**Exercise task**
Make an exact copy of the listing below.

[Saved entries]
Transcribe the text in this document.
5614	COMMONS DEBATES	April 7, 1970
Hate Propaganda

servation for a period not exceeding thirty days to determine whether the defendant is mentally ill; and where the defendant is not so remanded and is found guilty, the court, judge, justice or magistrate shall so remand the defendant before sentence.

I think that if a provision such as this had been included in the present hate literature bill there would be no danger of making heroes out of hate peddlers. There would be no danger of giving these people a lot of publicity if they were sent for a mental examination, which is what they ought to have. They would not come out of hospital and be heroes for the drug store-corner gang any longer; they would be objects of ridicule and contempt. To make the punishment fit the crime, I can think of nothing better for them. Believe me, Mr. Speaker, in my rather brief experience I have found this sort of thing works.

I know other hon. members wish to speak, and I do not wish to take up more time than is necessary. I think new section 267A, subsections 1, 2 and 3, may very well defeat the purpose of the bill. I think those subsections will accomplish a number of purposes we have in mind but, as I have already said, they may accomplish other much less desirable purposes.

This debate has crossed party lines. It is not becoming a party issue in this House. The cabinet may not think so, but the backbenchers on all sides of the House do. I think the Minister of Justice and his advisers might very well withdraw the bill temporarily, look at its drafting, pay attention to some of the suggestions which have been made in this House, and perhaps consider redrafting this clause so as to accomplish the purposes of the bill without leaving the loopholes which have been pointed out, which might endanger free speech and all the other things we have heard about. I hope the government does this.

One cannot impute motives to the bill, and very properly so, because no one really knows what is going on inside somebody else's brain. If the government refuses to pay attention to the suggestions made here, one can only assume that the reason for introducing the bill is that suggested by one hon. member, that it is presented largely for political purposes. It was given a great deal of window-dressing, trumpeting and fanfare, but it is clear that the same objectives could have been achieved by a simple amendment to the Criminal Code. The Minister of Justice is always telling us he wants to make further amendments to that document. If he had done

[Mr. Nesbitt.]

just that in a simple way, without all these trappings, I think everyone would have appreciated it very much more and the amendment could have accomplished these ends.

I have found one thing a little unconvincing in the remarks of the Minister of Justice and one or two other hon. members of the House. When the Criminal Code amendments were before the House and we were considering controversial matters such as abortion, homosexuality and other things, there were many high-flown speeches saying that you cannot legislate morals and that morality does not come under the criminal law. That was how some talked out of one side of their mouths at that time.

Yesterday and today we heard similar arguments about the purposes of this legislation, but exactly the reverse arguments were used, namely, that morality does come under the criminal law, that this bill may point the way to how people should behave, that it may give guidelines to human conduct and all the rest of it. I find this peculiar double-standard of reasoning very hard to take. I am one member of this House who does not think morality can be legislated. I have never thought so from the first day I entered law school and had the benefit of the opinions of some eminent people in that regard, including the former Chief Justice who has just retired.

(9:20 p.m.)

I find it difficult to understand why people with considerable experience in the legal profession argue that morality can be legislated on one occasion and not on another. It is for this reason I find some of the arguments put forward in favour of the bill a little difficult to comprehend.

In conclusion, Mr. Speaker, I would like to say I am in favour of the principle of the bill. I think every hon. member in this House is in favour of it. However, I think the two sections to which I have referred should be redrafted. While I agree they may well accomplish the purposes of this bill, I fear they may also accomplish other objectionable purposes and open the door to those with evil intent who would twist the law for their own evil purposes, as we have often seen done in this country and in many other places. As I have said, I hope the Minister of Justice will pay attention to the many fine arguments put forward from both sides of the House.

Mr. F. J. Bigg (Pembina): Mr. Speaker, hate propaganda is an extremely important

**Response below**
Transcribe the text in this document.
5614	COMMONS DEBATES	April 7, 1970
Hate Propaganda

servation for a period not exceeding thirty days to determine whether the defendant is mentally ill; and where the defendant is not so remanded and is found guilty, the court, judge, justice or magistrate shall so remand the defendant before sentence.

I think that if a provision such as this had been included in the present hate literature bill there would be no danger of making heroes out of hate peddlers. There would be no danger of giving these people a lot of publicity if they were sent for a mental examination, which is what they ought to have. They would not come out of hospital and be heroes for the drug store-corner gang any longer; they would be objects of ridicule and contempt. To make the punishment fit the crime, I can think of nothing better for them. Believe me, Mr. Speaker, in my rather brief experience I have found this sort of thing works.

I know other hon. members wish to speak, and I do not wish to take up more time than is necessary. I think new section 267A, subsections 1, 2 and 3, may very well defeat the purpose of the bill. I think those subsections will accomplish a number of purposes we have in mind but, as I have already said, they may accomplish other much less desirable purposes.

This debate has crossed party lines. It is not becoming a party issue in this House. The cabinet may not think so, but the backbenchers on all sides of the House do. I think the Minister of Justice and his advisers might very well withdraw the bill temporarily, look at its drafting, pay attention to some of the suggestions which have been made in this House, and perhaps consider redrafting this clause so as to accomplish the purposes of the bill without leaving the loopholes which have been pointed out, which might endanger free speech and all the other things we have heard about. I hope the government does this.

One cannot impute motives to the bill, and very properly so, because no one really knows what is going on inside somebody else's brain. If the government refuses to pay attention to the suggestions made here, one can only assume that the reason for introducing the bill is that suggested by one hon. member, that it is presented largely for political purposes. It was given a great deal of window-dressing, trumpeting and fanfare, but it is clear that the same objectives could have been achieved by a simple amendment to the Criminal Code. The Minister of Justice is always telling us he wants to make further amendments to that document. If he had done

[Mr. Nesbitt.]

just that in a simple way, without all these trappings, I think everyone would have appreciated it very much more and the amendment could have accomplished these ends.

I have found one thing a little unconvincing in the remarks of the Minister of Justice and one or two other hon. members of the House. When the Criminal Code amendments were before the House and we were considering controversial matters such as abortion, homosexuality and other things, there were many high-flown speeches saying that you cannot legislate morals and that morality does not come under the criminal law. That was how some talked out of one side of their mouths at that time.

Yesterday and today we heard similar arguments about the purposes of this legislation, but exactly the reverse arguments were used, namely, that morality does come under the criminal law, that this bill may point the way to how people should behave, that it may give guidelines to human conduct and all the rest of it. I find this peculiar double-standard of reasoning very hard to take. I am one member of this House who does not think morality can be legislated. I have never thought so from the first day I entered law school and had the benefit of the opinions of some eminent people in that regard, including the former Chief Justice who has just retired.

(9:20 p.m.)

I find it difficult to understand why people with considerable experience in the legal profession argue that morality can be legislated on one occasion and not on another. It is for this reason I find some of the arguments put forward in favour of the bill a little difficult to comprehend.

In conclusion, Mr. Speaker, I would like to say I am in favour of the principle of the bill. I think every hon. member in this House is in favour of it. However, I think the two sections to which I have referred should be redrafted. While I agree they may well accomplish the purposes of this bill, I fear they may also accomplish other objectionable purposes and open the door to those with evil intent who would twist the law for their own evil purposes, as we have often seen done in this country and in many other places. As I have said, I hope the Minister of Justice will pay attention to the many fine arguments put forward from both sides of the House.

Mr. F. J. Bigg (Pembina): Mr. Speaker, hate propaganda is an extremely important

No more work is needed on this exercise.